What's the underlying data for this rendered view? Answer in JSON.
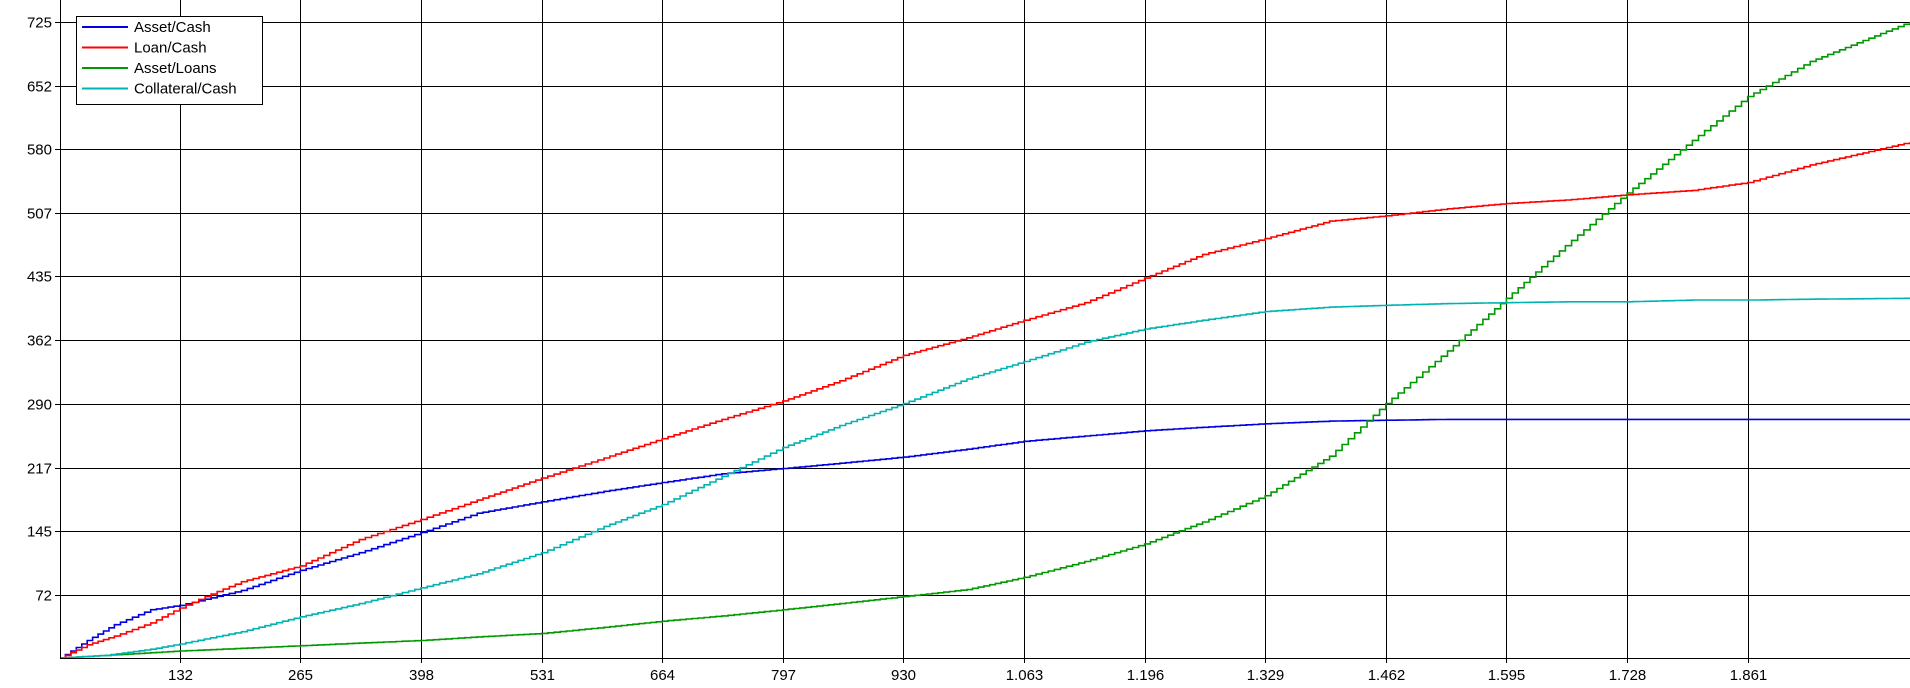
{
  "chart_data": {
    "type": "line",
    "title": "",
    "xlabel": "",
    "ylabel": "",
    "xlim": [
      0,
      2040
    ],
    "ylim": [
      0,
      750
    ],
    "grid": true,
    "legend_position": "top-left",
    "x_ticks": [
      132,
      265,
      398,
      531,
      664,
      797,
      930,
      1063,
      1196,
      1329,
      1462,
      1595,
      1728,
      1861
    ],
    "x_tick_labels": [
      "132",
      "265",
      "398",
      "531",
      "664",
      "797",
      "930",
      "1.063",
      "1.196",
      "1.329",
      "1.462",
      "1.595",
      "1.728",
      "1.861"
    ],
    "y_ticks": [
      72,
      145,
      217,
      290,
      362,
      435,
      507,
      580,
      652,
      725
    ],
    "y_tick_labels": [
      "72",
      "145",
      "217",
      "290",
      "362",
      "435",
      "507",
      "580",
      "652",
      "725"
    ],
    "series": [
      {
        "name": "Asset/Cash",
        "color": "#0000e0",
        "x": [
          0,
          30,
          60,
          100,
          132,
          160,
          200,
          265,
          330,
          398,
          460,
          531,
          600,
          664,
          730,
          797,
          860,
          930,
          1000,
          1063,
          1130,
          1196,
          1260,
          1329,
          1400,
          1462,
          1530,
          1595,
          1660,
          1728,
          1800,
          1861,
          1930,
          2040
        ],
        "y": [
          0,
          20,
          38,
          55,
          60,
          67,
          77,
          100,
          120,
          143,
          165,
          178,
          190,
          200,
          210,
          216,
          222,
          229,
          238,
          247,
          253,
          259,
          263,
          267,
          270,
          271,
          272,
          272,
          272,
          272,
          272,
          272,
          272,
          272
        ]
      },
      {
        "name": "Loan/Cash",
        "color": "#ff0000",
        "x": [
          0,
          30,
          60,
          100,
          132,
          160,
          200,
          265,
          330,
          398,
          460,
          531,
          600,
          664,
          730,
          797,
          860,
          930,
          1000,
          1063,
          1130,
          1196,
          1260,
          1329,
          1400,
          1462,
          1530,
          1595,
          1660,
          1728,
          1800,
          1861,
          1930,
          2040
        ],
        "y": [
          0,
          15,
          25,
          40,
          57,
          70,
          87,
          105,
          135,
          158,
          180,
          205,
          228,
          250,
          272,
          293,
          316,
          345,
          365,
          385,
          405,
          433,
          460,
          478,
          498,
          504,
          512,
          518,
          522,
          528,
          533,
          542,
          562,
          588
        ]
      },
      {
        "name": "Asset/Loans",
        "color": "#009900",
        "x": [
          0,
          50,
          100,
          132,
          200,
          265,
          330,
          398,
          460,
          531,
          600,
          664,
          730,
          797,
          860,
          930,
          1000,
          1063,
          1130,
          1196,
          1260,
          1329,
          1400,
          1462,
          1530,
          1595,
          1660,
          1728,
          1800,
          1861,
          1930,
          2040
        ],
        "y": [
          0,
          3,
          6,
          8,
          11,
          14,
          17,
          20,
          24,
          28,
          35,
          42,
          48,
          55,
          62,
          70,
          78,
          92,
          110,
          130,
          155,
          185,
          230,
          290,
          350,
          410,
          470,
          530,
          590,
          640,
          680,
          725
        ]
      },
      {
        "name": "Collateral/Cash",
        "color": "#00b3b3",
        "x": [
          0,
          50,
          100,
          132,
          200,
          265,
          330,
          398,
          460,
          531,
          600,
          664,
          730,
          797,
          860,
          930,
          1000,
          1063,
          1130,
          1196,
          1260,
          1329,
          1400,
          1462,
          1530,
          1595,
          1660,
          1728,
          1800,
          1861,
          1930,
          2040
        ],
        "y": [
          0,
          3,
          10,
          16,
          30,
          47,
          62,
          80,
          96,
          120,
          150,
          175,
          207,
          240,
          265,
          290,
          318,
          338,
          360,
          375,
          385,
          395,
          400,
          402,
          404,
          405,
          406,
          406,
          408,
          408,
          409,
          410
        ]
      }
    ]
  }
}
_____
From the records above, pull out each line that has "color".

Response below:
        "color": "#0000e0",
        "color": "#ff0000",
        "color": "#009900",
        "color": "#00b3b3",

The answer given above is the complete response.